_Exercise description_.
Provide only the number of lines in the records below that include "Proto".

########################################

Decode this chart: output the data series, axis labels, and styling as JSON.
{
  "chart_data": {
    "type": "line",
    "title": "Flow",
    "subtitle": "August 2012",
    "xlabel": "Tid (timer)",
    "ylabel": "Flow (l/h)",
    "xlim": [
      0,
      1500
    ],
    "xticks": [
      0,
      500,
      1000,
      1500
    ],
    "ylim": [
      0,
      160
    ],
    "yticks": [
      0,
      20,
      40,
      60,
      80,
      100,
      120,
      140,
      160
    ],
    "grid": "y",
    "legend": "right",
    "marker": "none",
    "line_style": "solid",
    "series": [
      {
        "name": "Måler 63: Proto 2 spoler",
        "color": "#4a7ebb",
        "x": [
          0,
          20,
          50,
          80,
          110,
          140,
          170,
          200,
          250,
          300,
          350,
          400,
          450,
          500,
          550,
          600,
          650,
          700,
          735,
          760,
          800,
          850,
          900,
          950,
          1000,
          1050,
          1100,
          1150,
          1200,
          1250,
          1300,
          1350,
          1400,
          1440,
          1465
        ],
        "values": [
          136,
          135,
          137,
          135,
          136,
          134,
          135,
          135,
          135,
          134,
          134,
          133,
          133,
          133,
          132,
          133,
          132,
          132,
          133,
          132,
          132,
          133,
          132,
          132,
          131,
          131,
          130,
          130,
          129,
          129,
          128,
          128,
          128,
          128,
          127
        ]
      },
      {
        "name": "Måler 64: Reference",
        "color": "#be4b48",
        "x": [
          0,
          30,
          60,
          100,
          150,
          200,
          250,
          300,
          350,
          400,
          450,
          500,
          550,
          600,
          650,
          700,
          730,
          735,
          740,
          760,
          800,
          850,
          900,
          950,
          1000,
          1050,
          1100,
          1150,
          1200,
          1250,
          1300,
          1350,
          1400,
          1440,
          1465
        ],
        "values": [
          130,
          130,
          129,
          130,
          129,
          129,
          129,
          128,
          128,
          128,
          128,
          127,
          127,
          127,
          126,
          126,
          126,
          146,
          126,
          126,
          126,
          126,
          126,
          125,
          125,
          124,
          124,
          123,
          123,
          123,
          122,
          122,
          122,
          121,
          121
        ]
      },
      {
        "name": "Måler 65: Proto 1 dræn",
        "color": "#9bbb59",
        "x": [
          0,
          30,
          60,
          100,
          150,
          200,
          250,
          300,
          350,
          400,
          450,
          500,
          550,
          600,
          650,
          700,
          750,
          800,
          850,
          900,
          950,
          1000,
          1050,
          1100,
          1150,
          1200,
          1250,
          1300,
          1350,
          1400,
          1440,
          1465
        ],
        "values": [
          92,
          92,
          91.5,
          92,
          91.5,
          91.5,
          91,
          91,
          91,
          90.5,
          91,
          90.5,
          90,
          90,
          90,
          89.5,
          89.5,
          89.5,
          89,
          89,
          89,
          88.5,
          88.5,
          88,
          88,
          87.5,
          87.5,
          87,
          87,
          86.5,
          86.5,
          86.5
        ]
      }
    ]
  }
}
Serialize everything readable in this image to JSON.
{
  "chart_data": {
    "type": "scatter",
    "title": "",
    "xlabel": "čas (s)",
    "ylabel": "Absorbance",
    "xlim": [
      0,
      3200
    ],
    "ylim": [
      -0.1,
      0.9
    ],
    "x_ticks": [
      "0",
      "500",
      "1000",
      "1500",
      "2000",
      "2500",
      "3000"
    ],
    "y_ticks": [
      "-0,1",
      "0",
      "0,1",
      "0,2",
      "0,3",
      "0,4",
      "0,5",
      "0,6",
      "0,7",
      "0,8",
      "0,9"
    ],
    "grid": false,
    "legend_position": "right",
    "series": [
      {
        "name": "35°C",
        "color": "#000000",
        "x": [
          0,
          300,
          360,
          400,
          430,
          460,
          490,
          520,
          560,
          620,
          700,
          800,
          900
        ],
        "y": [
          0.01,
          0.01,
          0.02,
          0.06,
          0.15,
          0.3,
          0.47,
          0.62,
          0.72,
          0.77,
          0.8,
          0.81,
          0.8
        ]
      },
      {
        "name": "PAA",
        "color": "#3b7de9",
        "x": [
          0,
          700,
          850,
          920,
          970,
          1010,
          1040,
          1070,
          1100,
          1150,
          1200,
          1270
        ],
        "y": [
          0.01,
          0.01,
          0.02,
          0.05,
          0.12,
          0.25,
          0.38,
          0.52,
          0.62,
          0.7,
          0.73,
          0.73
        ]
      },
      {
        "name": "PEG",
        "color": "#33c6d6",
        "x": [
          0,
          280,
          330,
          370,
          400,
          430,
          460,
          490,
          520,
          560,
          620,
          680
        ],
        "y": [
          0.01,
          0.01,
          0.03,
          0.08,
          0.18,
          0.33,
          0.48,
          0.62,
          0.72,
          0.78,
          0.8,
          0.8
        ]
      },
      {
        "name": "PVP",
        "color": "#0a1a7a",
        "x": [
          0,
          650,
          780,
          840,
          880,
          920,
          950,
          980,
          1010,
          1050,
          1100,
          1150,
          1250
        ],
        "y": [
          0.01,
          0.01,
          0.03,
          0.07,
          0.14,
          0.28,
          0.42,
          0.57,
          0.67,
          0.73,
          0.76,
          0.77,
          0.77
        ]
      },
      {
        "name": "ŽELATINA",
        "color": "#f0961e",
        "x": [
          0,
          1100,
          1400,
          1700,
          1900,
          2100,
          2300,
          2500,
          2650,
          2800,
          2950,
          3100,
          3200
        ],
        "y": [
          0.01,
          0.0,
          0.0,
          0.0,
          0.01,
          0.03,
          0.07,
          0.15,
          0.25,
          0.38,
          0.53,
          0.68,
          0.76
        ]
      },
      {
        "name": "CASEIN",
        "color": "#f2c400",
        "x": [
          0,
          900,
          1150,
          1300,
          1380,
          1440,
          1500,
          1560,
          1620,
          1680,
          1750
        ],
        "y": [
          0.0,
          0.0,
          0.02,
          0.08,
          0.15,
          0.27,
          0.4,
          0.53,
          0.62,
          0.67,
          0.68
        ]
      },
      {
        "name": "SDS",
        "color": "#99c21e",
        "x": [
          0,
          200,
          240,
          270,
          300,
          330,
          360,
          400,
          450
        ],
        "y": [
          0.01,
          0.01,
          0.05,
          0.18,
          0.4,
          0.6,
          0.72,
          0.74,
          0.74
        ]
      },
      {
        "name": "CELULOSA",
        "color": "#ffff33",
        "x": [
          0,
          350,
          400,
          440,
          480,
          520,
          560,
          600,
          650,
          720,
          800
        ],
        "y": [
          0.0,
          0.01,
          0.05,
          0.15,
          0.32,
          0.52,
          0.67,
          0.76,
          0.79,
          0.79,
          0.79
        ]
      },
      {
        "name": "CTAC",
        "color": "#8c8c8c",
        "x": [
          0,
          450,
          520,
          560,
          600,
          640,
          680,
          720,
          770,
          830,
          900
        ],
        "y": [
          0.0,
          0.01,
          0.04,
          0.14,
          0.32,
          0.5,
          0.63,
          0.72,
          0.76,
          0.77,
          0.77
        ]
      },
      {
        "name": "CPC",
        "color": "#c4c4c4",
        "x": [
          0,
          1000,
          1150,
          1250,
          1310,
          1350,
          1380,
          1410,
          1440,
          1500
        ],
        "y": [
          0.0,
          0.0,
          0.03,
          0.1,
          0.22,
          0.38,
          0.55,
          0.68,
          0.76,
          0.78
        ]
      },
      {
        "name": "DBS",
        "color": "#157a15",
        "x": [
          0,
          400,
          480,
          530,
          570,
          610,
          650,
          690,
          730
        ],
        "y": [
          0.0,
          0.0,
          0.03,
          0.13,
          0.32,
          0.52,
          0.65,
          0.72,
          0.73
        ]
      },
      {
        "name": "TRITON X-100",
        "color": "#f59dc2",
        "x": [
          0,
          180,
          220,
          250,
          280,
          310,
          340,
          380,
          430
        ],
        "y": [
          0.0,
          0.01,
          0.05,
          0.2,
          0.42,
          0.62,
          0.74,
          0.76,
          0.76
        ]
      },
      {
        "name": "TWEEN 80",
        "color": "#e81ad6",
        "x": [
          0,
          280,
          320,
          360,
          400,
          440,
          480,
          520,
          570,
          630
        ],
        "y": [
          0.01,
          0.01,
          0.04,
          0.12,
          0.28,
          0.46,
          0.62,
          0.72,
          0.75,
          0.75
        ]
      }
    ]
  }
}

########################################

_Result for this exercise_.
2